-- start Records provided --

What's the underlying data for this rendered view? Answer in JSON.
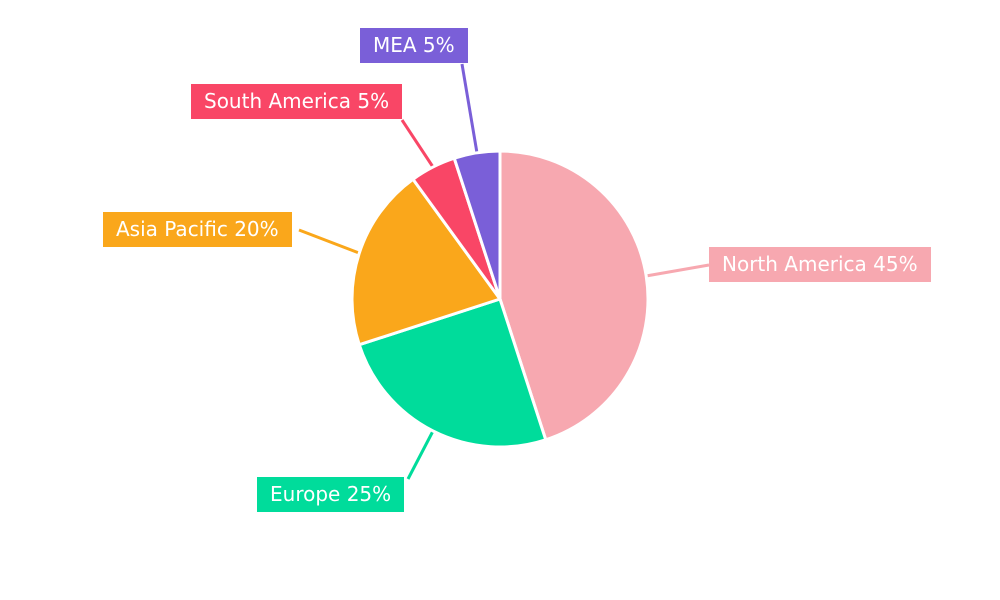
{
  "chart_data": {
    "type": "pie",
    "title": "",
    "categories": [
      "North America",
      "Europe",
      "Asia Pacific",
      "South America",
      "MEA"
    ],
    "values": [
      45,
      25,
      20,
      5,
      5
    ],
    "unit": "%",
    "legend_position": "outside-callout-boxes",
    "slices": [
      {
        "id": "north-america",
        "label": "North America",
        "value": 45,
        "display": "North America 45%",
        "color": "#F7A8B0",
        "box": [
          709,
          247
        ],
        "line": [
          646,
          276,
          709,
          265
        ]
      },
      {
        "id": "europe",
        "label": "Europe",
        "value": 25,
        "display": "Europe 25%",
        "color": "#00DC9B",
        "box": [
          257,
          477
        ],
        "line": [
          433,
          431,
          408,
          479
        ]
      },
      {
        "id": "asia-pacific",
        "label": "Asia Pacific",
        "value": 20,
        "display": "Asia Pacific 20%",
        "color": "#FAA71B",
        "box": [
          103,
          212
        ],
        "line": [
          359,
          253,
          299,
          230
        ]
      },
      {
        "id": "south-america",
        "label": "South America",
        "value": 5,
        "display": "South America 5%",
        "color": "#F94666",
        "box": [
          191,
          84
        ],
        "line": [
          433,
          167,
          402,
          120
        ]
      },
      {
        "id": "mea",
        "label": "MEA",
        "value": 5,
        "display": "MEA 5%",
        "color": "#7A5FD8",
        "box": [
          360,
          28
        ],
        "line": [
          477,
          153,
          462,
          64
        ]
      }
    ],
    "layout": {
      "center": [
        500,
        299
      ],
      "radius": 148,
      "start_angle_deg_from_top": 0,
      "direction": "clockwise",
      "slice_gap_stroke": "#ffffff",
      "background": "#ffffff"
    }
  }
}
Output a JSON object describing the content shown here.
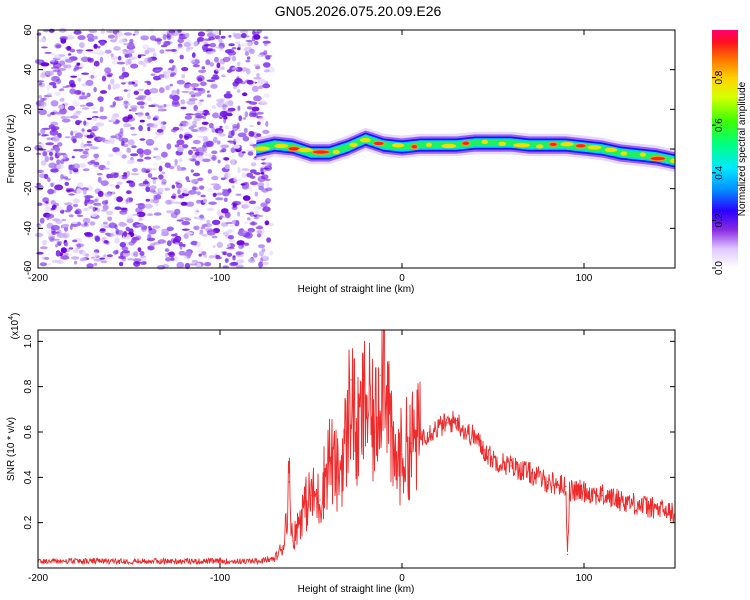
{
  "title": "GN05.2026.075.20.09.E26",
  "colors": {
    "snr_line": "#ee2a2a",
    "noise_dots": "#6a00e0",
    "axes": "#000000",
    "background": "#ffffff"
  },
  "chart_data": [
    {
      "type": "heatmap",
      "title": "GN05.2026.075.20.09.E26",
      "xlabel": "Height of straight line (km)",
      "ylabel": "Frequency (Hz)",
      "xlim": [
        -200,
        150
      ],
      "ylim": [
        -60,
        60
      ],
      "x_ticks": [
        -200,
        -100,
        0,
        100
      ],
      "x_tick_labels": [
        "-200",
        "-100",
        "0",
        "100"
      ],
      "y_ticks": [
        -60,
        -40,
        -20,
        0,
        20,
        40,
        60
      ],
      "y_tick_labels": [
        "-60",
        "-40",
        "-20",
        "0",
        "20",
        "40",
        "60"
      ],
      "colorbar": {
        "label": "Normalized spectral amplitude",
        "range": [
          0,
          1
        ],
        "ticks": [
          0.0,
          0.2,
          0.4,
          0.6,
          0.8
        ],
        "tick_labels": [
          "0.0",
          "0.2",
          "0.4",
          "0.6",
          "0.8"
        ],
        "colormap": "rainbow"
      },
      "noise_region_x": [
        -200,
        -75
      ],
      "signal_band": {
        "x": [
          -80,
          -70,
          -60,
          -50,
          -40,
          -30,
          -20,
          -10,
          0,
          10,
          20,
          30,
          40,
          50,
          60,
          70,
          80,
          90,
          100,
          110,
          120,
          130,
          140,
          150
        ],
        "center_hz": [
          0,
          2,
          1,
          -2,
          -2,
          1,
          5,
          2,
          1,
          2,
          2,
          2,
          3,
          3,
          3,
          2,
          2,
          2,
          1,
          0,
          -2,
          -3,
          -4,
          -6
        ],
        "halfwidth_hz": [
          3,
          3,
          3,
          3,
          3,
          3,
          3,
          3,
          3,
          3,
          3,
          3,
          3,
          3,
          3,
          3,
          3,
          3,
          3,
          3,
          3,
          3,
          3,
          3
        ]
      }
    },
    {
      "type": "line",
      "xlabel": "Height of straight line (km)",
      "ylabel": "SNR (10 * v/v)",
      "scale_label": "(x10",
      "scale_exp": "4",
      "xlim": [
        -200,
        150
      ],
      "ylim": [
        0,
        1.05
      ],
      "x_ticks": [
        -200,
        -100,
        0,
        100
      ],
      "x_tick_labels": [
        "-200",
        "-100",
        "0",
        "100"
      ],
      "y_ticks": [
        0.2,
        0.4,
        0.6,
        0.8,
        1.0
      ],
      "y_tick_labels": [
        "0.2",
        "0.4",
        "0.6",
        "0.8",
        "1.0"
      ],
      "series": [
        {
          "x": [
            -200,
            -180,
            -160,
            -140,
            -120,
            -100,
            -80,
            -70,
            -65,
            -62,
            -60,
            -55,
            -50,
            -45,
            -40,
            -35,
            -30,
            -28,
            -25,
            -20,
            -15,
            -12,
            -10,
            -5,
            0,
            5,
            10,
            15,
            20,
            25,
            30,
            35,
            40,
            45,
            50,
            60,
            70,
            80,
            90,
            91,
            92,
            100,
            110,
            120,
            130,
            140,
            150
          ],
          "values": [
            0.03,
            0.03,
            0.03,
            0.03,
            0.03,
            0.03,
            0.03,
            0.04,
            0.1,
            0.38,
            0.12,
            0.25,
            0.32,
            0.3,
            0.5,
            0.4,
            0.6,
            0.83,
            0.55,
            0.75,
            0.6,
            0.85,
            1.05,
            0.45,
            0.5,
            0.55,
            0.58,
            0.6,
            0.62,
            0.64,
            0.65,
            0.6,
            0.58,
            0.52,
            0.48,
            0.45,
            0.42,
            0.38,
            0.36,
            0.06,
            0.34,
            0.34,
            0.32,
            0.3,
            0.28,
            0.26,
            0.24
          ]
        }
      ]
    }
  ]
}
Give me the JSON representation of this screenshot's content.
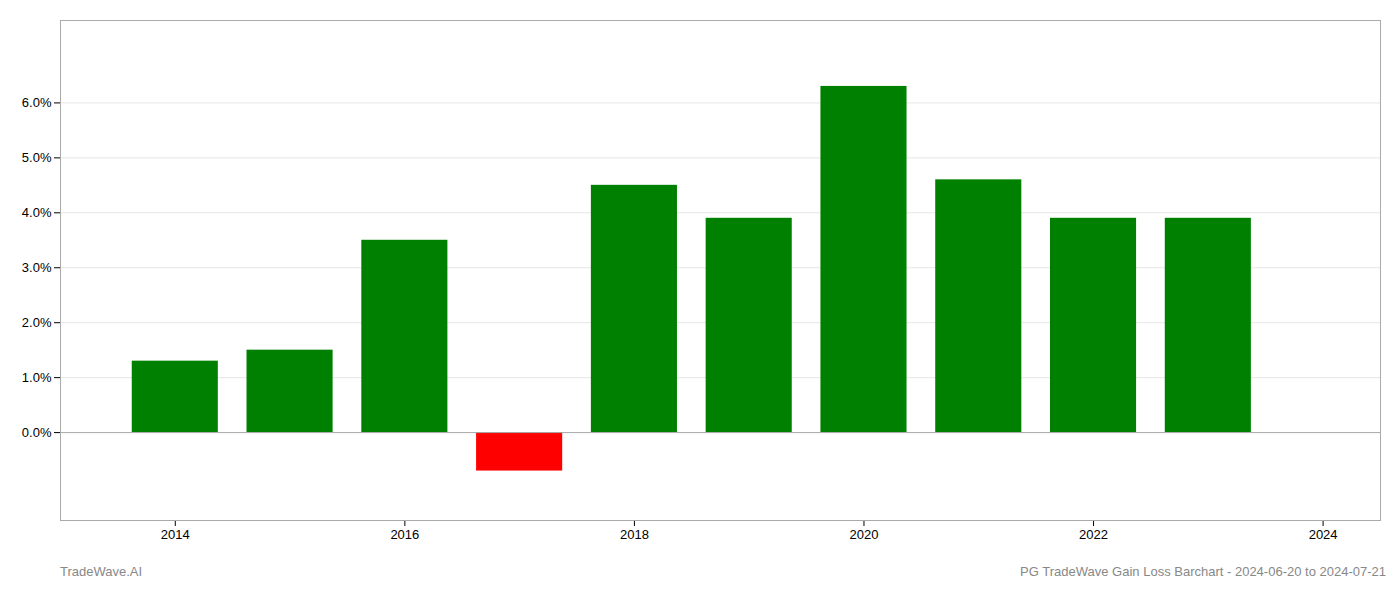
{
  "chart_data": {
    "type": "bar",
    "x": [
      2014,
      2015,
      2016,
      2017,
      2018,
      2019,
      2020,
      2021,
      2022,
      2023
    ],
    "values": [
      0.013,
      0.015,
      0.035,
      -0.007,
      0.045,
      0.039,
      0.063,
      0.046,
      0.039,
      0.039
    ],
    "colors": [
      "#008000",
      "#008000",
      "#008000",
      "#ff0000",
      "#008000",
      "#008000",
      "#008000",
      "#008000",
      "#008000",
      "#008000"
    ],
    "xlim": [
      2013.0,
      2024.5
    ],
    "xticks": [
      2014,
      2016,
      2018,
      2020,
      2022,
      2024
    ],
    "ylim": [
      -0.016,
      0.075
    ],
    "yticks": [
      {
        "value": 0.0,
        "label": "0.0%"
      },
      {
        "value": 0.01,
        "label": "1.0%"
      },
      {
        "value": 0.02,
        "label": "2.0%"
      },
      {
        "value": 0.03,
        "label": "3.0%"
      },
      {
        "value": 0.04,
        "label": "4.0%"
      },
      {
        "value": 0.05,
        "label": "5.0%"
      },
      {
        "value": 0.06,
        "label": "6.0%"
      }
    ],
    "grid": true,
    "annotations": [
      "TradeWave.AI",
      "PG TradeWave Gain Loss Barchart - 2024-06-20 to 2024-07-21"
    ]
  }
}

-- end Records provided --

Task description - Scan the listing above and identify each line holding the string "ffffff"; copy every such line.

Written response -
      "slice_gap_stroke": "#ffffff",
      "background": "#ffffff"
    "background": "#ffffff"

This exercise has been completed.